--- SHORT TASK ---
Copy every line with the string "Person" in it.

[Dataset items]
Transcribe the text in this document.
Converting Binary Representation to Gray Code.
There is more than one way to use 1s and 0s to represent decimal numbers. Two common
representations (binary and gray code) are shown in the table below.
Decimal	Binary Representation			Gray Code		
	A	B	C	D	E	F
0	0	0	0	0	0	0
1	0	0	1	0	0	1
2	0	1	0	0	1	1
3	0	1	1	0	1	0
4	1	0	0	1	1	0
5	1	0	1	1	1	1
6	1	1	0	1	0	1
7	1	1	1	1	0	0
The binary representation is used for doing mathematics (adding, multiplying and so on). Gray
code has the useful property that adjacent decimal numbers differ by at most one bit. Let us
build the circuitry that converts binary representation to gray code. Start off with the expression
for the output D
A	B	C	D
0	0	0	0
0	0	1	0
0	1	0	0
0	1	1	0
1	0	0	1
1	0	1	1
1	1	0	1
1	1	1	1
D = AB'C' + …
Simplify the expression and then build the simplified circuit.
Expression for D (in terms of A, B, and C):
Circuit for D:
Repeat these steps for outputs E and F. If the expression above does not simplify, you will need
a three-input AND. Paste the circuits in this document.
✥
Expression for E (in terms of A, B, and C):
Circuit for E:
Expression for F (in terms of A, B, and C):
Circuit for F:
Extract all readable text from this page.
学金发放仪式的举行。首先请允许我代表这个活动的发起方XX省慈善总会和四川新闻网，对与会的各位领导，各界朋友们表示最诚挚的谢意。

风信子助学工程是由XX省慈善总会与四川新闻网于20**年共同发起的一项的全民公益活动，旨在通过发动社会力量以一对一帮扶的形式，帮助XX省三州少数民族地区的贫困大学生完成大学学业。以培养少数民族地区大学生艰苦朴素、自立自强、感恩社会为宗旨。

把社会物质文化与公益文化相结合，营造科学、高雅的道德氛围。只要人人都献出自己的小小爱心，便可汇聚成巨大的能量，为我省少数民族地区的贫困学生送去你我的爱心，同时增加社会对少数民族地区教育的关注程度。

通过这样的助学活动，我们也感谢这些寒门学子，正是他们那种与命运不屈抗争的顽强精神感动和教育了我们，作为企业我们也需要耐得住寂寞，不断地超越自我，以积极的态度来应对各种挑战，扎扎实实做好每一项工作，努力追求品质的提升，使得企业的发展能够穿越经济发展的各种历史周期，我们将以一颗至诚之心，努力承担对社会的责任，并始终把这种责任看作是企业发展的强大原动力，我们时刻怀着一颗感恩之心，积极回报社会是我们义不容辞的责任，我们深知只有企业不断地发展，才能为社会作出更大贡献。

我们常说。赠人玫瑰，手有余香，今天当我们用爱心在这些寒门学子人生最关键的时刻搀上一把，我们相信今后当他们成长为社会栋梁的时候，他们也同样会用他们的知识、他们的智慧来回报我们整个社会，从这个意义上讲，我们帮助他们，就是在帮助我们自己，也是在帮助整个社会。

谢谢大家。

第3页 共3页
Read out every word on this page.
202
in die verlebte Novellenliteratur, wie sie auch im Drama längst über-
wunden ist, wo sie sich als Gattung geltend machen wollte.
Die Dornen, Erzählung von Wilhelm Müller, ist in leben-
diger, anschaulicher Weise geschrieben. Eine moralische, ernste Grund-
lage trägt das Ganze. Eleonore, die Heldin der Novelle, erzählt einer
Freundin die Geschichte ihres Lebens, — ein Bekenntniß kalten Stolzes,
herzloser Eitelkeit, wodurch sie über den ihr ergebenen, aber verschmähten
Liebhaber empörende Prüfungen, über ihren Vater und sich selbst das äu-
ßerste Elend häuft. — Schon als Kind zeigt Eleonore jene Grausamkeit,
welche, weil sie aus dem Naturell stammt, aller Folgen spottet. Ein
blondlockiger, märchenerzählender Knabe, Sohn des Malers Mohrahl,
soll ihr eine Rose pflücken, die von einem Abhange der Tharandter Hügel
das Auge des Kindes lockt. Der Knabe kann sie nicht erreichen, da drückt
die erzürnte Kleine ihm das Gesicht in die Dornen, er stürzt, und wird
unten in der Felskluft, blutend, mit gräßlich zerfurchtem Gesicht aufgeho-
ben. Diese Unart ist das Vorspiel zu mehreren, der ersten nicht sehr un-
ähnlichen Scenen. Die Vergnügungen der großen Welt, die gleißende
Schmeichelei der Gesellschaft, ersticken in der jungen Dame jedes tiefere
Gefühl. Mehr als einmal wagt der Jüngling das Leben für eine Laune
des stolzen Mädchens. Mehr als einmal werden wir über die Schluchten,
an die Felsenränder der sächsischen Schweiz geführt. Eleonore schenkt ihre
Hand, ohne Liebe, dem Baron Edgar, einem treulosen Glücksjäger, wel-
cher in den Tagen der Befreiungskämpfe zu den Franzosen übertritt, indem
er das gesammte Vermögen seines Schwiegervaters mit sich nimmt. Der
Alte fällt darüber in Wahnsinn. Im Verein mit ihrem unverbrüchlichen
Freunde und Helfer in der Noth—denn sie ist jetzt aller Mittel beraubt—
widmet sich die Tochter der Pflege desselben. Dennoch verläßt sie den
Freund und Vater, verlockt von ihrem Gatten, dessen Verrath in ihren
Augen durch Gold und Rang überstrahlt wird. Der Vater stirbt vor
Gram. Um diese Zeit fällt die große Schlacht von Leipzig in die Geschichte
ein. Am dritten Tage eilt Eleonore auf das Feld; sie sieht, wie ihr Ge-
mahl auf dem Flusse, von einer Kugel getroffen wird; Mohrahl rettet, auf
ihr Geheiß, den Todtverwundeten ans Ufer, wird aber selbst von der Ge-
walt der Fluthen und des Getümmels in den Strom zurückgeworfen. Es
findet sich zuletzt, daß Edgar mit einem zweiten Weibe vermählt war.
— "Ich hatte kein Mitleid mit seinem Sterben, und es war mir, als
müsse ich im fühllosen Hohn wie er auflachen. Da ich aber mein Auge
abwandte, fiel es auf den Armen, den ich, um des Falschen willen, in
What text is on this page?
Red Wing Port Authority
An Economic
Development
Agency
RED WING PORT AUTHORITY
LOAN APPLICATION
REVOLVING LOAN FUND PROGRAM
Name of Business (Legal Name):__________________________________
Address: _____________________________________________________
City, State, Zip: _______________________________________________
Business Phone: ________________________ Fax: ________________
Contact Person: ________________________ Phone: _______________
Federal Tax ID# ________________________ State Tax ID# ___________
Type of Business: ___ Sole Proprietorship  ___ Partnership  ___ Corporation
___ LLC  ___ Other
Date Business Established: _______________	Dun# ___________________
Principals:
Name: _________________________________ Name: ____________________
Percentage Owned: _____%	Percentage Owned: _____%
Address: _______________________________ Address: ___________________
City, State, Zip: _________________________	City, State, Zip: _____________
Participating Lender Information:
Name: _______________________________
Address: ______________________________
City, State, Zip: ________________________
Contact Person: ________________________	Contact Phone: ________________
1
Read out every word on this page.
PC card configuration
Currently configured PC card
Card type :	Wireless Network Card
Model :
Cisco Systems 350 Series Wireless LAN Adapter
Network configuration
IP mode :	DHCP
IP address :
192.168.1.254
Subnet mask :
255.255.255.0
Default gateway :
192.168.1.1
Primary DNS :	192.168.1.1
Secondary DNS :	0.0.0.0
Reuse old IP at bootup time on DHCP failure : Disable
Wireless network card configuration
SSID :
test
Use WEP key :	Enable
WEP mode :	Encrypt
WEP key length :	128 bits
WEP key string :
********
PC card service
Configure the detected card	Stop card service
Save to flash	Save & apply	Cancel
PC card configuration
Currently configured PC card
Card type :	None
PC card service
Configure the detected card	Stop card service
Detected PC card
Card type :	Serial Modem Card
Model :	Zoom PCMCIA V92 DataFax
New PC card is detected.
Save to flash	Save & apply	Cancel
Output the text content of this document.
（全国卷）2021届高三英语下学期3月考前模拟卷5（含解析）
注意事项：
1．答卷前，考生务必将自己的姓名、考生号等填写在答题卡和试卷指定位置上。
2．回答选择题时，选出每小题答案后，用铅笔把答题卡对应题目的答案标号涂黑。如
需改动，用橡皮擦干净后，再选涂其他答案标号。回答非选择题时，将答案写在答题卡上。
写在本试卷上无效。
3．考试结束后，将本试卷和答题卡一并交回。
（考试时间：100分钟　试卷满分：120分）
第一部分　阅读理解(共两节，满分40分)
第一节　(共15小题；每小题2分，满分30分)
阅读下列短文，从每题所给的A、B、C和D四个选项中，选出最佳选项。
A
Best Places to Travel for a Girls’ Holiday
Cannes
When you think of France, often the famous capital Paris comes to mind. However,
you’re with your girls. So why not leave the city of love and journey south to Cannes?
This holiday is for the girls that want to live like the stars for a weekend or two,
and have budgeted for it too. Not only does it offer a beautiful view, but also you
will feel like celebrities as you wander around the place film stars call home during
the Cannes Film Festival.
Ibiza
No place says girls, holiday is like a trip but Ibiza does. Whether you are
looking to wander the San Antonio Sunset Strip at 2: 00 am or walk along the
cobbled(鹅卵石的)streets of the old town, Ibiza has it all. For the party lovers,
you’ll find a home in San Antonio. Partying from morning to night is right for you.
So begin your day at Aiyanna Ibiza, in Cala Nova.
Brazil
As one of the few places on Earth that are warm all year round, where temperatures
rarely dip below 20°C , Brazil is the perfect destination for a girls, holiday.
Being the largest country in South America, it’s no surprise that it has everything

--- SOLUTION TO THE EXERCISE ---
Contact Person: ________________________ Phone: _______________
Contact Person: ________________________	Contact Phone: ________________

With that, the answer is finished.